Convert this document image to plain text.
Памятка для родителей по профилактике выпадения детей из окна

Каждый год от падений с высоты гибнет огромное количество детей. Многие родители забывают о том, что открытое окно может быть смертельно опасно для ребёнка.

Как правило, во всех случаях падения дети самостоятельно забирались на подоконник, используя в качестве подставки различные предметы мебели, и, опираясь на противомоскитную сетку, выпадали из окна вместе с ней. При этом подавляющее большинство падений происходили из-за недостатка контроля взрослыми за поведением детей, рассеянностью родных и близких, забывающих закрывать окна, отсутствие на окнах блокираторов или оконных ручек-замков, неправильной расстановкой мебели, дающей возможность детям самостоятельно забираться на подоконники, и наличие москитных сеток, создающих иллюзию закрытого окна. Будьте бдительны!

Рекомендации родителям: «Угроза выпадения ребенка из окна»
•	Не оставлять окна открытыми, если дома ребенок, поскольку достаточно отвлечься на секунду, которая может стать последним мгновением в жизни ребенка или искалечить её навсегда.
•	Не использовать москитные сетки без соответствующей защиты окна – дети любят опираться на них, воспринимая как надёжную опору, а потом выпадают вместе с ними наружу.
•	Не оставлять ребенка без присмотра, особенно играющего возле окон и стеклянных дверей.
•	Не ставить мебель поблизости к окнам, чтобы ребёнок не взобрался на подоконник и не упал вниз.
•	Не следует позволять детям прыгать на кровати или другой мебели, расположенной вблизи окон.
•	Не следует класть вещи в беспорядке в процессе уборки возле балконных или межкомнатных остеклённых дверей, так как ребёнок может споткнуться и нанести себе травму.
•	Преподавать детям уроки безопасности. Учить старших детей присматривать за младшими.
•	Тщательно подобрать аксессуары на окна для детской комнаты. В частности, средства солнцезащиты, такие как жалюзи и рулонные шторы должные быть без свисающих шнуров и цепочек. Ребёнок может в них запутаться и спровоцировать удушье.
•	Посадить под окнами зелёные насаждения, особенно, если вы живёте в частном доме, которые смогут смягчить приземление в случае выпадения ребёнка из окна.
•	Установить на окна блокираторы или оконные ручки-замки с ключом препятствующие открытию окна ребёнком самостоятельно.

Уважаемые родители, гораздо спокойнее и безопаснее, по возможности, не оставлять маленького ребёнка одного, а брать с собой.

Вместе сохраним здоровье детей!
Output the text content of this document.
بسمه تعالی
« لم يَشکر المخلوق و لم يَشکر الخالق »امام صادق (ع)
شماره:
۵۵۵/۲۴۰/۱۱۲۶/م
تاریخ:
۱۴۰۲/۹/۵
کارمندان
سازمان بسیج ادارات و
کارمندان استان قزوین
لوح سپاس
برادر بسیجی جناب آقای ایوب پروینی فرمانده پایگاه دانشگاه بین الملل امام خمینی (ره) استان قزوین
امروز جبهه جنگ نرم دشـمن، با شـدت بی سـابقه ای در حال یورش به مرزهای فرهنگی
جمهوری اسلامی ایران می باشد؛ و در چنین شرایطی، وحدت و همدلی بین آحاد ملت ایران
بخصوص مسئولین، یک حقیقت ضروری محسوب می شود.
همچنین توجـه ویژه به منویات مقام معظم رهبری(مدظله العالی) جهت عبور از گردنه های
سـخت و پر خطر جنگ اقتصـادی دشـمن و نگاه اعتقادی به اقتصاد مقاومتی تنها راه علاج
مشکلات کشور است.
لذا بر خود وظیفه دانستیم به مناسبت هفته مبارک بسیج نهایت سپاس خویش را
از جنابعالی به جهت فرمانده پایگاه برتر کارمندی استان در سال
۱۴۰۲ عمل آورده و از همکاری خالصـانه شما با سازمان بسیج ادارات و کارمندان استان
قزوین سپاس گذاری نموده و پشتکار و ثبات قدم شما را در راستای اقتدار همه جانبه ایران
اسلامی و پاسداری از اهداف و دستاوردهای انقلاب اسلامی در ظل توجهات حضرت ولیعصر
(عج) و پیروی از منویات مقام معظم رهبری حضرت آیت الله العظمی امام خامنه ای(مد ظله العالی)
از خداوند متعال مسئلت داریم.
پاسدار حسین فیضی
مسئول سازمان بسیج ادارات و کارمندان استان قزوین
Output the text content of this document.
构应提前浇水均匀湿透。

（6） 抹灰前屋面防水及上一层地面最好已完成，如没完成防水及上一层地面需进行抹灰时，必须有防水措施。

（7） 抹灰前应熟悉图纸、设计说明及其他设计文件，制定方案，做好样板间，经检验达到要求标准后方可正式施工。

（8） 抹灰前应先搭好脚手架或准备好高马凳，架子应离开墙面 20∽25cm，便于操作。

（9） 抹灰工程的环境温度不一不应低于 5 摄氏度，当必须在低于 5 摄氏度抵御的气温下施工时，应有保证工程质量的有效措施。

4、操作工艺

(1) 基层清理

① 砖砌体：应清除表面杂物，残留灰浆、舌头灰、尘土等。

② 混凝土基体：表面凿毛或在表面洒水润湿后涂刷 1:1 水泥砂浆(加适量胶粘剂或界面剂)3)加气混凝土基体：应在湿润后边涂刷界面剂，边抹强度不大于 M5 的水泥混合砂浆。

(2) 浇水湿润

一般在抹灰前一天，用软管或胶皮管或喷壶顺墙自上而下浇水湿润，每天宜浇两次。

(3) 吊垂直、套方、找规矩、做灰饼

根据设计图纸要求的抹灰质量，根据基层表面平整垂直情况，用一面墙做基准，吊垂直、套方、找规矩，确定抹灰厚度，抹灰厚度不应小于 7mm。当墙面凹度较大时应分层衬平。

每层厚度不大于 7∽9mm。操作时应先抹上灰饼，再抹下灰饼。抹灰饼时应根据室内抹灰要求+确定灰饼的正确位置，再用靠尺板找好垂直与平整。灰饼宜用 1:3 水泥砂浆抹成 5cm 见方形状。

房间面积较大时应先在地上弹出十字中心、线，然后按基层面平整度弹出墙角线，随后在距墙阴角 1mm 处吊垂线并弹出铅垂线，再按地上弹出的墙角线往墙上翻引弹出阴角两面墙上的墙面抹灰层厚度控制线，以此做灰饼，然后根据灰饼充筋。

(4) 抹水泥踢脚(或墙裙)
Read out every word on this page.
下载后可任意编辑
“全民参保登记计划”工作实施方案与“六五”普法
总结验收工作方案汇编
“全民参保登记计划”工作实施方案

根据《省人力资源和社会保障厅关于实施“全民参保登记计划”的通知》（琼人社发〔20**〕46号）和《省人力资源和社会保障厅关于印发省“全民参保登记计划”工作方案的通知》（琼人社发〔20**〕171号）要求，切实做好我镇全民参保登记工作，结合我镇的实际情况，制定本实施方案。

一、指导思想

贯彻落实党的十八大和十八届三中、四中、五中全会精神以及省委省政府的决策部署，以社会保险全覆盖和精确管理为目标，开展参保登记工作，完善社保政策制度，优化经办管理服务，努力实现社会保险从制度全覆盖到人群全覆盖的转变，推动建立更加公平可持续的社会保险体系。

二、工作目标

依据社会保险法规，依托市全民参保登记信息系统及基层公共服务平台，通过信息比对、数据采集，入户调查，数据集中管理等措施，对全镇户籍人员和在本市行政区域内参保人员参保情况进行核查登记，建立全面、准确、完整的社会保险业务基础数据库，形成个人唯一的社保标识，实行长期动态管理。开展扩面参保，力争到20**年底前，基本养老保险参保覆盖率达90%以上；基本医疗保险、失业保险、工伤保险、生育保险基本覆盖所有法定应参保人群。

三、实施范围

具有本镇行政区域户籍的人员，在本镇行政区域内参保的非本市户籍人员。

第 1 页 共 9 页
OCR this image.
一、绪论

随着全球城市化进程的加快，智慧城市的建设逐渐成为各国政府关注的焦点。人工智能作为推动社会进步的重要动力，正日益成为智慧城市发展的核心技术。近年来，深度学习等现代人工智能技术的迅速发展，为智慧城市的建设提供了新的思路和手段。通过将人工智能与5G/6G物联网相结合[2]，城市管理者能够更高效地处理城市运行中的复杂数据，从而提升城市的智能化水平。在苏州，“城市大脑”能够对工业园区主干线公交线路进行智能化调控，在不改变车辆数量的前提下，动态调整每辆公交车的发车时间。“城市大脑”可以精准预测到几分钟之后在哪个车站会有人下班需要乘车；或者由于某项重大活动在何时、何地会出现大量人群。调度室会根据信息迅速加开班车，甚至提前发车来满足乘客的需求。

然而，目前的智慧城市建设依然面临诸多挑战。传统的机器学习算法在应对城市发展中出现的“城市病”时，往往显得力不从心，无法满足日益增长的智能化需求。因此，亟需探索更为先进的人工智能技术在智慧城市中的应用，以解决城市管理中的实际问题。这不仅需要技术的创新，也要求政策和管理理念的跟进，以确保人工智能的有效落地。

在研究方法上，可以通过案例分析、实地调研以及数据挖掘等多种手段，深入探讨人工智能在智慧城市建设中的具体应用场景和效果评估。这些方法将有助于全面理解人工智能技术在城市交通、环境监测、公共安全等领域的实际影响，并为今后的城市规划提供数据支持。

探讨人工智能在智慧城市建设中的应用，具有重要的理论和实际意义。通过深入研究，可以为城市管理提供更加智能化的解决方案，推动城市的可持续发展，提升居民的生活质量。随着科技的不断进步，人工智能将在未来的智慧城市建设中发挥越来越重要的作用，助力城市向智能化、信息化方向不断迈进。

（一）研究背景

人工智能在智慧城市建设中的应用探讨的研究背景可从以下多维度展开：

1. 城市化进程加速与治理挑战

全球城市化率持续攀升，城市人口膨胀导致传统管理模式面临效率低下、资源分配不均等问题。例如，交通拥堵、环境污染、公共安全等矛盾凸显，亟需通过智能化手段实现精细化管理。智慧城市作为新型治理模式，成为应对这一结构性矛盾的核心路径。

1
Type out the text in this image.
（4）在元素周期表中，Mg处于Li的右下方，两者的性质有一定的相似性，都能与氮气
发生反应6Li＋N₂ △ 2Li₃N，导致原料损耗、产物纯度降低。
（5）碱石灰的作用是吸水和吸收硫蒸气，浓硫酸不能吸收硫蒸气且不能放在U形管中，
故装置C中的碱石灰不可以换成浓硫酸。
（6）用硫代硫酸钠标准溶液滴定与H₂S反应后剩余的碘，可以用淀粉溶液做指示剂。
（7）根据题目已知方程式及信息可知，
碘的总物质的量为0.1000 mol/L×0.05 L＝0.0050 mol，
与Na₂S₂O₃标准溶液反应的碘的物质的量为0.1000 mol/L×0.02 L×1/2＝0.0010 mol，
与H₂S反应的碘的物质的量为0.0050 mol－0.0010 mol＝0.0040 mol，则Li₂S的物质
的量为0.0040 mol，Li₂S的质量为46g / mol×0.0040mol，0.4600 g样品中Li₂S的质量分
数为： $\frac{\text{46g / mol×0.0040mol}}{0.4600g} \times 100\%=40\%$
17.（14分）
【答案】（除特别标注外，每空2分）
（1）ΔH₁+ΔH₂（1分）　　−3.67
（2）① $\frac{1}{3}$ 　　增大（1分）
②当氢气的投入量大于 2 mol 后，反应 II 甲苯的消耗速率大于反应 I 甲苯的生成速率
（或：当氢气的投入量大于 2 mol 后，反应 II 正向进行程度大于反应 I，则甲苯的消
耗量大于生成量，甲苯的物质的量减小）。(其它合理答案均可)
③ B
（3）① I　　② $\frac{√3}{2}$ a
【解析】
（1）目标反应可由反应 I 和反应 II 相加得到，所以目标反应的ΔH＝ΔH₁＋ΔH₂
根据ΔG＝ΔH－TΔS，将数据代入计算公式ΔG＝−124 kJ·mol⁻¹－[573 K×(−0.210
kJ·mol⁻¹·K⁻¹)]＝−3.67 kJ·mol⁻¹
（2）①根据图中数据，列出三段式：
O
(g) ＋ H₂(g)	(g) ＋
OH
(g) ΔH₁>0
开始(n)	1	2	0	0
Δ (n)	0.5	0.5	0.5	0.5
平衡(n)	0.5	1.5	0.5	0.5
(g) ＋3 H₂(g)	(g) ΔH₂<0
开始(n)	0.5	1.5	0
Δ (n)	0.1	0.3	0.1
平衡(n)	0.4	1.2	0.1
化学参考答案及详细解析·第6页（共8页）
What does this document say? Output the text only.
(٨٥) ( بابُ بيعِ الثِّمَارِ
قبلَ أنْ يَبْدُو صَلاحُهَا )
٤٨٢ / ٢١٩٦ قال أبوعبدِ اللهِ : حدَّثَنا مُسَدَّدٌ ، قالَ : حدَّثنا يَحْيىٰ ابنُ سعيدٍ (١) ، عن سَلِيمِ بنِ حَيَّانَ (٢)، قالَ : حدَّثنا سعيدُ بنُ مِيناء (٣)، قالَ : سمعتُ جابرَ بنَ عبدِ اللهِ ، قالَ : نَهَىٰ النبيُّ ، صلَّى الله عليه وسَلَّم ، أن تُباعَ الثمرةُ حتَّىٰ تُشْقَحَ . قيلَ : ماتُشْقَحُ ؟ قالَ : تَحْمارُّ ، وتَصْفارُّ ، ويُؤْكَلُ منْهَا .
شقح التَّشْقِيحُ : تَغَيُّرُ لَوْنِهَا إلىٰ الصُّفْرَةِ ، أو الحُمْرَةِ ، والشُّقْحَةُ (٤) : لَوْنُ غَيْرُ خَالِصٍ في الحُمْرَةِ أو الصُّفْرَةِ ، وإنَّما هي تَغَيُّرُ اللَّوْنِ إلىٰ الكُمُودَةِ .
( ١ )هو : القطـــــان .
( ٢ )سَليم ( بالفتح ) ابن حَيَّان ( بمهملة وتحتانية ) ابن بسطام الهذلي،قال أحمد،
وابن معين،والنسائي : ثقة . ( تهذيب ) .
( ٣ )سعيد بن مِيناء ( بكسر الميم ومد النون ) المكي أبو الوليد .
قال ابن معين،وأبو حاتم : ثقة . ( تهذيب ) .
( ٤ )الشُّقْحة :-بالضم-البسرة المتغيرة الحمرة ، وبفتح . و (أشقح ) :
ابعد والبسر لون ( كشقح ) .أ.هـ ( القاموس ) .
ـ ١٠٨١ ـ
====================
** Stated exercise **
Gather each line that holds "возле".

** Final result **
•	Не оставлять ребенка без присмотра, особенно играющего возле окон и стеклянных дверей.
•	Не следует класть вещи в беспорядке в процессе уборки возле балконных или межкомнатных остеклённых дверей, так как ребёнок может споткнуться и нанести себе травму.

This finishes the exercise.